Your goal: Gather and copy every line in the records that contains the string "swatch". Treat uppercase and lowercase letters as distinct.

Material provided:
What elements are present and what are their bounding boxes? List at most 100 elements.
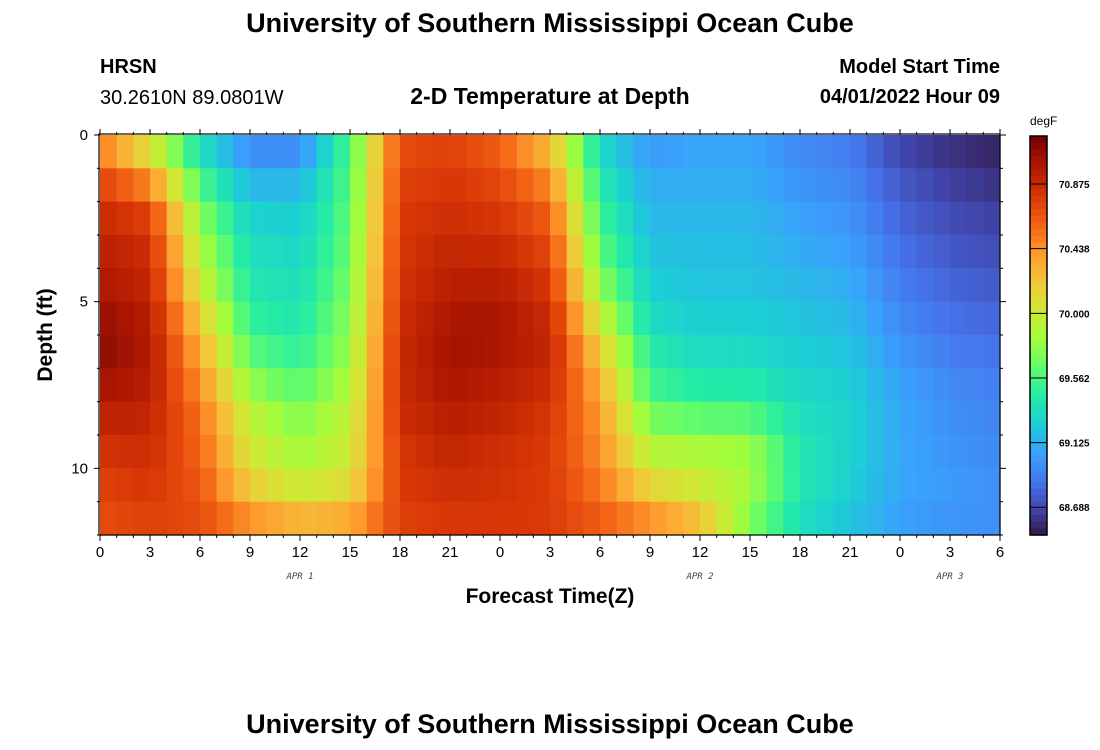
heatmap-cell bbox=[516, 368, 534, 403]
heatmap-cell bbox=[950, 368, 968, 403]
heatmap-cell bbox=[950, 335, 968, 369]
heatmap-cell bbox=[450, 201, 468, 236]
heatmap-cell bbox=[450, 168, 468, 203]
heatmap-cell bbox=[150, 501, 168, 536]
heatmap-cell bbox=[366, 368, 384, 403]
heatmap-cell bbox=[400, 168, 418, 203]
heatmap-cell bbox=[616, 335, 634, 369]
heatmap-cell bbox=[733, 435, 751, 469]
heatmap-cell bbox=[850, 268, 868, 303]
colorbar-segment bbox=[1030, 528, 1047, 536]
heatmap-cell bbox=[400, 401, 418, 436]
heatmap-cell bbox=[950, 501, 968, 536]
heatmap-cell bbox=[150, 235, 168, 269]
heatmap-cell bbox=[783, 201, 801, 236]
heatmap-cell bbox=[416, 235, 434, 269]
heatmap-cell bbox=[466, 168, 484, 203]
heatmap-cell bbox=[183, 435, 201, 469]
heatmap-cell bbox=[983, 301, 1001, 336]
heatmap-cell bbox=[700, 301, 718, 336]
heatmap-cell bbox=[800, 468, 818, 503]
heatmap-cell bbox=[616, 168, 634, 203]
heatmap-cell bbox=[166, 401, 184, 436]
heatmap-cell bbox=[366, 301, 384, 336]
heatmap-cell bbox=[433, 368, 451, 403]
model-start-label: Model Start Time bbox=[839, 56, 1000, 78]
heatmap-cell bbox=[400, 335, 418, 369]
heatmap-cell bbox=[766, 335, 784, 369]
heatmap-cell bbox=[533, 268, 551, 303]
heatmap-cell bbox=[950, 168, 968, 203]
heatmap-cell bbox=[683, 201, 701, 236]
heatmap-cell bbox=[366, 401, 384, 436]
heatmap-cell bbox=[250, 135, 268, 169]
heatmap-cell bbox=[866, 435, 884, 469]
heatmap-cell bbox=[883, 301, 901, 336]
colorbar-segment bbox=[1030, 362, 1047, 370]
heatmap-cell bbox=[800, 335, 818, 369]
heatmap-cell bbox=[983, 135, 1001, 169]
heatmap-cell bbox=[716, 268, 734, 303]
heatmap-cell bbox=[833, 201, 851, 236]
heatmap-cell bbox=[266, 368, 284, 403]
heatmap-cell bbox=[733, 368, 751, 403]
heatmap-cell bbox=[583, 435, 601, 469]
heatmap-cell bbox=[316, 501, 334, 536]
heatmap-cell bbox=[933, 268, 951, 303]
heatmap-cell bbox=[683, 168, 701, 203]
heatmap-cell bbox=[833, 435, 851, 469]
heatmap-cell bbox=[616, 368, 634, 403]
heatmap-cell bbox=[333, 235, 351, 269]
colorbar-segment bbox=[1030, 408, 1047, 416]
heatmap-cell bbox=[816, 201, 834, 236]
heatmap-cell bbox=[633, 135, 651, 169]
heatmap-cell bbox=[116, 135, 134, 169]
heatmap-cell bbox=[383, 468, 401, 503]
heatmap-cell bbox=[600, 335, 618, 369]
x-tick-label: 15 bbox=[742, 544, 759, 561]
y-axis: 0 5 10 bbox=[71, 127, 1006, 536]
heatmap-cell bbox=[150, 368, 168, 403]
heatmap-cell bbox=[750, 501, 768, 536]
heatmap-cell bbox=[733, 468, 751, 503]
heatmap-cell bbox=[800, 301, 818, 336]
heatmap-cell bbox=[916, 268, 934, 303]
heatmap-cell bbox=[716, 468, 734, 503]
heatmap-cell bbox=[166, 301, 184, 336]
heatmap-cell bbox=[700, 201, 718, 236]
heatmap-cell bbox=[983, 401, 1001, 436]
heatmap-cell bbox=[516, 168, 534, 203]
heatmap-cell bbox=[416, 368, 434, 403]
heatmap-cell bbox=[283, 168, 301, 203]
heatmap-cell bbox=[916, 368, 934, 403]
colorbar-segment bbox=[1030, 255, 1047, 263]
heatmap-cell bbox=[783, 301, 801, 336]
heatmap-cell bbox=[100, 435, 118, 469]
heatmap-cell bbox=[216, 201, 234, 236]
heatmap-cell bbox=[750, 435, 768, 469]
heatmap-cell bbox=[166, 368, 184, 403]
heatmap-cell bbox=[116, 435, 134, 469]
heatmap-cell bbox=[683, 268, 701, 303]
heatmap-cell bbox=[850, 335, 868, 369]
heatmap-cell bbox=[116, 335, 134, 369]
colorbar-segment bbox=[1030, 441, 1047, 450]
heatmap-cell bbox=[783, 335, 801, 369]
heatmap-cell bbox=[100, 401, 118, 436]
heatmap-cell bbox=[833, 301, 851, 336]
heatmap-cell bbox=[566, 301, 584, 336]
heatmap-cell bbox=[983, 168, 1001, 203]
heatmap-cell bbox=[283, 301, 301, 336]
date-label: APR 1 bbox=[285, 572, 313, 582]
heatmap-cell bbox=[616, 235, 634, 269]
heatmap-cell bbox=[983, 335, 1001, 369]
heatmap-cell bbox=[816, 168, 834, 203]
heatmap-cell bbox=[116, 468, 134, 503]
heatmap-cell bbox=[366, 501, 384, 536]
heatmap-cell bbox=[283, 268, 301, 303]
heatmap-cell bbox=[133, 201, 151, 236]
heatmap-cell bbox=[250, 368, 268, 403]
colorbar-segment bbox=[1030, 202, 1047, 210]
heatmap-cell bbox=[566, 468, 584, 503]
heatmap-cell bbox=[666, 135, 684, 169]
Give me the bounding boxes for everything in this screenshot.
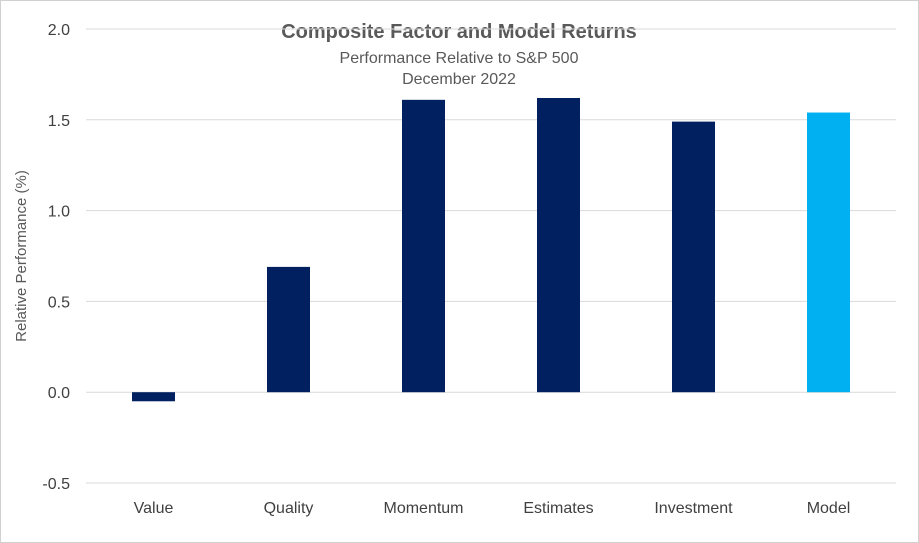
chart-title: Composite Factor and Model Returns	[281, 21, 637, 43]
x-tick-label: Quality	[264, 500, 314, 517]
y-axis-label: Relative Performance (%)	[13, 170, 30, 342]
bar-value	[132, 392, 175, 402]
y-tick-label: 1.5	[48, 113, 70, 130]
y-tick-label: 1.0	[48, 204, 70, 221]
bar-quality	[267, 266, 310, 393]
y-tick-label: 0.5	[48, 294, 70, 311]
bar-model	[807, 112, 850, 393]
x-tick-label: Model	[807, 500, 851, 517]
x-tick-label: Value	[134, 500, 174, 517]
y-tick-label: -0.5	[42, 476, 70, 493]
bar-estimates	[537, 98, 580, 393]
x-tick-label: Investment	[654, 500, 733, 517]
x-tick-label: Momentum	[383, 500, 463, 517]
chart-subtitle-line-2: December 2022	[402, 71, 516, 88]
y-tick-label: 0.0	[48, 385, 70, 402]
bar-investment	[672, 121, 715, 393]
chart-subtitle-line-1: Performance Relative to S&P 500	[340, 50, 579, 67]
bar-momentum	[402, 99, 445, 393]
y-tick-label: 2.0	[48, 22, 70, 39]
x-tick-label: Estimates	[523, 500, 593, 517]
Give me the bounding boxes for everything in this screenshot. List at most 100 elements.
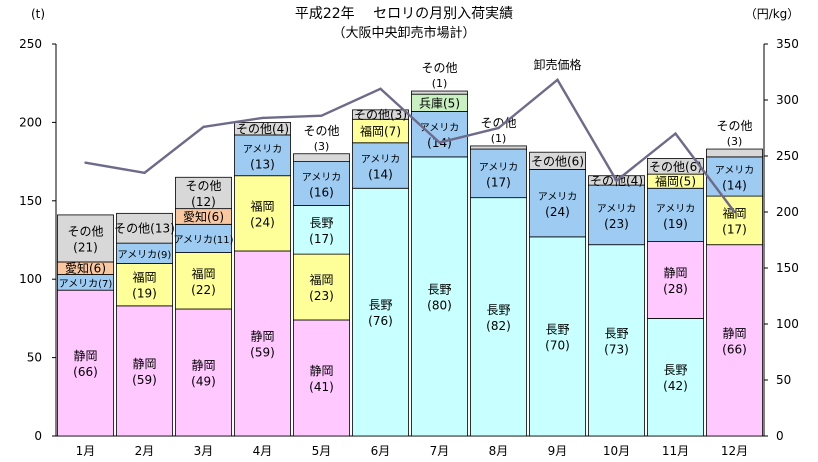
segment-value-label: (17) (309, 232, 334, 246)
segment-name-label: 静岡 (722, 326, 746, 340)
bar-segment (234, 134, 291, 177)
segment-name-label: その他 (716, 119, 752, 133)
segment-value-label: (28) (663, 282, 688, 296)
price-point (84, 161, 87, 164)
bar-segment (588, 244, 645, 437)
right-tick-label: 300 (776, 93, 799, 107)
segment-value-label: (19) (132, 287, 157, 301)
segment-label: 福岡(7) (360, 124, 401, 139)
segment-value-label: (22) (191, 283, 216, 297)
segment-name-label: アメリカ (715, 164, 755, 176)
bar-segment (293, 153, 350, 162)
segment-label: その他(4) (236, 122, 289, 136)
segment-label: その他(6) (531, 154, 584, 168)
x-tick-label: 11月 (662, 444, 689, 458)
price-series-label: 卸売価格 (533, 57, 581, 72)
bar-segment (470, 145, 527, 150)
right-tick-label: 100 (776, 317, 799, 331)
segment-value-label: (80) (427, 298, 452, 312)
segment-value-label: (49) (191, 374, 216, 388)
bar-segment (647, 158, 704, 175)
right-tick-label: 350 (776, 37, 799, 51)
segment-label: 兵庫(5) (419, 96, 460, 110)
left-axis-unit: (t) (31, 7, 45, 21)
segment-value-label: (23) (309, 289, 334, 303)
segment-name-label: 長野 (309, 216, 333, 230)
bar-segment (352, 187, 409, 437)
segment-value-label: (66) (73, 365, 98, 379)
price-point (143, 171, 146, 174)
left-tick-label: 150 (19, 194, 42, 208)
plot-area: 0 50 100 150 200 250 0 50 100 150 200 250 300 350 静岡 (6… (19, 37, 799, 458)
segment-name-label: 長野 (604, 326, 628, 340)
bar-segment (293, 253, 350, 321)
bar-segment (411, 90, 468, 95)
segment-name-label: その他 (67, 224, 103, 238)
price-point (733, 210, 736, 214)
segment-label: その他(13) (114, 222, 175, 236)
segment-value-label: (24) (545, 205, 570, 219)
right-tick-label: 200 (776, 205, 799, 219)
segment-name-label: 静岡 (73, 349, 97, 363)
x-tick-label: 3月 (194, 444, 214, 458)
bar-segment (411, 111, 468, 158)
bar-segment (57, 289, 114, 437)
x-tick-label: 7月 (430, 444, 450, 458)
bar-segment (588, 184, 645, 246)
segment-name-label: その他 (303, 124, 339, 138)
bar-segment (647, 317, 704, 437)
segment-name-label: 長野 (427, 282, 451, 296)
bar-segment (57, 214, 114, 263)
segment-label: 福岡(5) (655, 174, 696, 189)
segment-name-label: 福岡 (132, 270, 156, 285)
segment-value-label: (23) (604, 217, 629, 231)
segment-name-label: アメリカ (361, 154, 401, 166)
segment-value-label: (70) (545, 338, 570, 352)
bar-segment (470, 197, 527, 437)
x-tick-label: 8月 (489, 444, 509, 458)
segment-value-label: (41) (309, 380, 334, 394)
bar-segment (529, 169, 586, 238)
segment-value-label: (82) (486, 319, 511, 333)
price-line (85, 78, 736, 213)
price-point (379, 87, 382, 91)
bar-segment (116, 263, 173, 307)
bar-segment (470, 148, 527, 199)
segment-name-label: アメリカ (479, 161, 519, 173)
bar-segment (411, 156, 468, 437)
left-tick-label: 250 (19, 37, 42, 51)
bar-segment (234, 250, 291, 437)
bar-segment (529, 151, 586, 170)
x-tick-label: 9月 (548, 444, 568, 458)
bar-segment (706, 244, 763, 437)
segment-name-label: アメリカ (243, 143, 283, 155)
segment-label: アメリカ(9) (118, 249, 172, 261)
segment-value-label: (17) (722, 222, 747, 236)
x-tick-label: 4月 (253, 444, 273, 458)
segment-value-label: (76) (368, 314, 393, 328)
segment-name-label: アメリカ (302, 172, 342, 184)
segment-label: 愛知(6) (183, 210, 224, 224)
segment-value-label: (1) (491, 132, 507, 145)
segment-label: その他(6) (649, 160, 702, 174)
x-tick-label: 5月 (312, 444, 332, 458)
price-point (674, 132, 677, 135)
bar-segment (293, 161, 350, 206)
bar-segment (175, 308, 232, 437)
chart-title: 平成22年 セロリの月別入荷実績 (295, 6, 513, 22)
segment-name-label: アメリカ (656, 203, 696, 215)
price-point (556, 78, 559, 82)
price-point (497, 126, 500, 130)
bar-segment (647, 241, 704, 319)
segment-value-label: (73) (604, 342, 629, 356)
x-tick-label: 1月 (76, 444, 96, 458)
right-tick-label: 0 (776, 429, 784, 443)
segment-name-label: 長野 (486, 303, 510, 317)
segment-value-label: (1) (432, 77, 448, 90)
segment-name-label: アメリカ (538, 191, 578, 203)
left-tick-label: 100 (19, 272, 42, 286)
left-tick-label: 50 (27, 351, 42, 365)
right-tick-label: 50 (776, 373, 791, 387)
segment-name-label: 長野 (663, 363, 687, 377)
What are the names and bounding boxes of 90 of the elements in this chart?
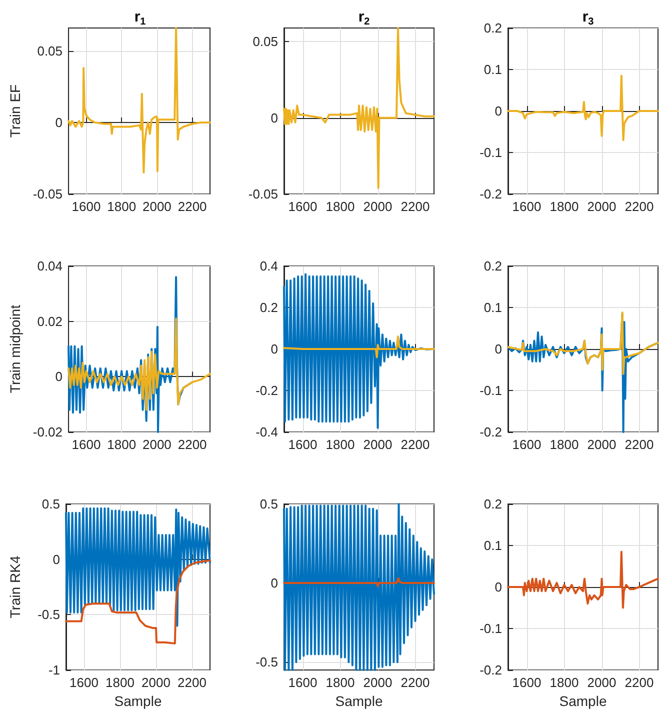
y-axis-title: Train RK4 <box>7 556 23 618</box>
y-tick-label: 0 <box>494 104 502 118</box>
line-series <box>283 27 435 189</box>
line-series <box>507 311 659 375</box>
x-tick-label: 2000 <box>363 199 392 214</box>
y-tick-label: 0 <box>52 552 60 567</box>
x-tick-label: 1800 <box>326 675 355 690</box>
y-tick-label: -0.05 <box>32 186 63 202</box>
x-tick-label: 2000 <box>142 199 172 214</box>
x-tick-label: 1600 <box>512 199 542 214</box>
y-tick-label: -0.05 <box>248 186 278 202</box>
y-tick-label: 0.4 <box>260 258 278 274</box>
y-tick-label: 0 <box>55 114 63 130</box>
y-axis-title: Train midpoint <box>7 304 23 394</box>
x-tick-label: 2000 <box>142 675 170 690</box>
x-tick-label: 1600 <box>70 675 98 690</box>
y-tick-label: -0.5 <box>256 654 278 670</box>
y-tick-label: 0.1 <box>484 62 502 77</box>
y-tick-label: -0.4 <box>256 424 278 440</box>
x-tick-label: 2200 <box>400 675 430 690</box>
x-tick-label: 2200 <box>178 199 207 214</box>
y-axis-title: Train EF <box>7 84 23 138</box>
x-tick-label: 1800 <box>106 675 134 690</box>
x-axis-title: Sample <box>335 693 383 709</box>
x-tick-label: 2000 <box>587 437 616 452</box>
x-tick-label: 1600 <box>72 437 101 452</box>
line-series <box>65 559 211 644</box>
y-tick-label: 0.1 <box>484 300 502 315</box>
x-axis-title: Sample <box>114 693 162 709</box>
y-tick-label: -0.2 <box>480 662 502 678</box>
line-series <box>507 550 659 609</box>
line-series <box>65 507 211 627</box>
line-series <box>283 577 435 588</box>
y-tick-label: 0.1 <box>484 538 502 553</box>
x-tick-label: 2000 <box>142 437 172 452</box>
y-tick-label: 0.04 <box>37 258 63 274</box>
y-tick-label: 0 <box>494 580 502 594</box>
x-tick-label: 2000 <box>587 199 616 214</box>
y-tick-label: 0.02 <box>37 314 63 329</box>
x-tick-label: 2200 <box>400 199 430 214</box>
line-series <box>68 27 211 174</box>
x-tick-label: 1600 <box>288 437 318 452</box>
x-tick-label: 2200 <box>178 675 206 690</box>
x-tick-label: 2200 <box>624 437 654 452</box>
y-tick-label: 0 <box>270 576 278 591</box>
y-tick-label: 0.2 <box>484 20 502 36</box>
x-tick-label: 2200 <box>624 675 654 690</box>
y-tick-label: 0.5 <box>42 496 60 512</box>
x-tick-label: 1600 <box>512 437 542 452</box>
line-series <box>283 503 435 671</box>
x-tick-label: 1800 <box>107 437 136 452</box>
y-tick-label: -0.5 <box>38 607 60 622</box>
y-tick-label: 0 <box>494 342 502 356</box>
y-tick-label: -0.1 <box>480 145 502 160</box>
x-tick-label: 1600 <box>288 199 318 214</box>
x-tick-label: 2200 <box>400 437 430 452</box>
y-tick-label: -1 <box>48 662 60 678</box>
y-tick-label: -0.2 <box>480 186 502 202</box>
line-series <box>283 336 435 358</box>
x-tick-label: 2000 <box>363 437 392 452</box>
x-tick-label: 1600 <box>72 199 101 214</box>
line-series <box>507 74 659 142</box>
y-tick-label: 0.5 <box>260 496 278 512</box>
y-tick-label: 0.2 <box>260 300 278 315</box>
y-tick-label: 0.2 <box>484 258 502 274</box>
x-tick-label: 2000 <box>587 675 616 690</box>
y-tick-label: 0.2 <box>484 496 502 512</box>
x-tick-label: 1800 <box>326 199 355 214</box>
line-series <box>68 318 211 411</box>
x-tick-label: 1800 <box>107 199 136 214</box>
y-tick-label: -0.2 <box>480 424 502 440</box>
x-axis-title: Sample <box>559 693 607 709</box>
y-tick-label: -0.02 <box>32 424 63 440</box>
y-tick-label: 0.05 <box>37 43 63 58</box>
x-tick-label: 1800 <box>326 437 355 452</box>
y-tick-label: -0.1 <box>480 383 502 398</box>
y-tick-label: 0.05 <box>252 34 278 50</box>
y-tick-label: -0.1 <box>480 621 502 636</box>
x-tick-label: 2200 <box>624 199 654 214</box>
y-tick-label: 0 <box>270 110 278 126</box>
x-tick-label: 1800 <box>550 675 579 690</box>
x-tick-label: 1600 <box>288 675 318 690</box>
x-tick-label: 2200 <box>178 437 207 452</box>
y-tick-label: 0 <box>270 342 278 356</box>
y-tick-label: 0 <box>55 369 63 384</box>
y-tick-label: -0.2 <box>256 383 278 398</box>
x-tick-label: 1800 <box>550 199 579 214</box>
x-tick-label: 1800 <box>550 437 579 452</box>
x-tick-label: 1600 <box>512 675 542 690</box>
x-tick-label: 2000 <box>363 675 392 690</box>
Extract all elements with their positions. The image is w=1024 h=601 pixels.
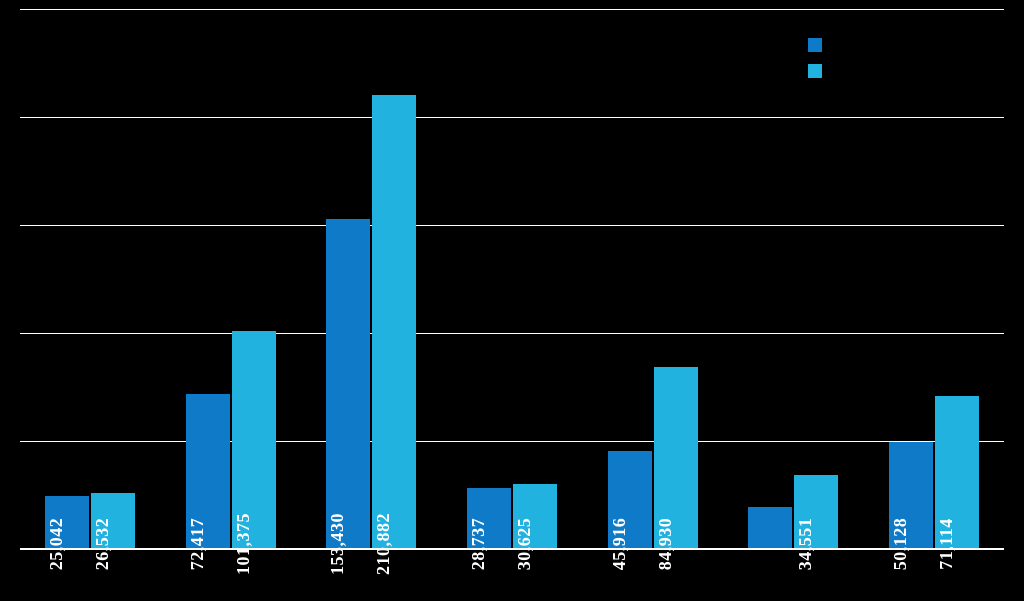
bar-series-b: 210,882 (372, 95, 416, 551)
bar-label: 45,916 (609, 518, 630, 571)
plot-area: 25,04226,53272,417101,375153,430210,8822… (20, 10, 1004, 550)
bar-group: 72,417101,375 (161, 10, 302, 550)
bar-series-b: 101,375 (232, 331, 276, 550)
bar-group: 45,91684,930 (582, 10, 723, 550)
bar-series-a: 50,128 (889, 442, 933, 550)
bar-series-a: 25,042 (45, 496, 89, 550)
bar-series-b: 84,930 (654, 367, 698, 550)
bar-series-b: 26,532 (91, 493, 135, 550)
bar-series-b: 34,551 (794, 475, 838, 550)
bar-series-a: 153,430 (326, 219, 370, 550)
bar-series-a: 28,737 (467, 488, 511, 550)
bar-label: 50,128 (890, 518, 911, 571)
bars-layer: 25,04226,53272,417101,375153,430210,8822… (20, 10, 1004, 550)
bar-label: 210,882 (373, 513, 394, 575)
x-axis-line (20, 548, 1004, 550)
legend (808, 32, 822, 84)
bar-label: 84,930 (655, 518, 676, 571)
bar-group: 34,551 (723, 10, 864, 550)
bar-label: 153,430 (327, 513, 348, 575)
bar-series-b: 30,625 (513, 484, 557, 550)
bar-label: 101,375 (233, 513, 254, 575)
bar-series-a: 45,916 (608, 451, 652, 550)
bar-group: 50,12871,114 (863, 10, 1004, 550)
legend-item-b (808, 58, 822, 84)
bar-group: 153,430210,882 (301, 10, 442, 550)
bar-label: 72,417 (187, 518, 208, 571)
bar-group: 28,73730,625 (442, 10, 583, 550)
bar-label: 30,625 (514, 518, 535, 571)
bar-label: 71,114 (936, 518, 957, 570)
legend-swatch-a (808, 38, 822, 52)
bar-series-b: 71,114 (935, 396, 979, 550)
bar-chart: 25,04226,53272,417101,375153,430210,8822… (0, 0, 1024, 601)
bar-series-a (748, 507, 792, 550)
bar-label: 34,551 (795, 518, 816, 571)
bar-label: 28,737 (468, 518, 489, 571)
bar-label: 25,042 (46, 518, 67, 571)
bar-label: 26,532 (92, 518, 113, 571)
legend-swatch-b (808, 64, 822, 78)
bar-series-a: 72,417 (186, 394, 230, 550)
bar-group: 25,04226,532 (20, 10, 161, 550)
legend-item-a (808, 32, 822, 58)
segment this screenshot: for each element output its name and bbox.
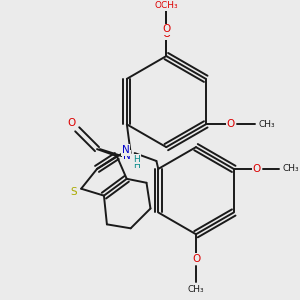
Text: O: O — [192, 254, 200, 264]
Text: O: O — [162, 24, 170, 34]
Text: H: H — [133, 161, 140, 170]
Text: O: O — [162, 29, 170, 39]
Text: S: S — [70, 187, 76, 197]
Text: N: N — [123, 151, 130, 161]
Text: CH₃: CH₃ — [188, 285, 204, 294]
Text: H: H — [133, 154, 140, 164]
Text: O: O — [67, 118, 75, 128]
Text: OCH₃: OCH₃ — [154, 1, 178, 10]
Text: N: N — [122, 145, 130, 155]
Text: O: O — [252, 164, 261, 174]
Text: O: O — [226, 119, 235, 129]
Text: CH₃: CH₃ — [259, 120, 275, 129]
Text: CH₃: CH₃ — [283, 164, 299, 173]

Correct output:
legend-swatch-a (808, 38, 822, 52)
legend-swatch-b (808, 64, 822, 78)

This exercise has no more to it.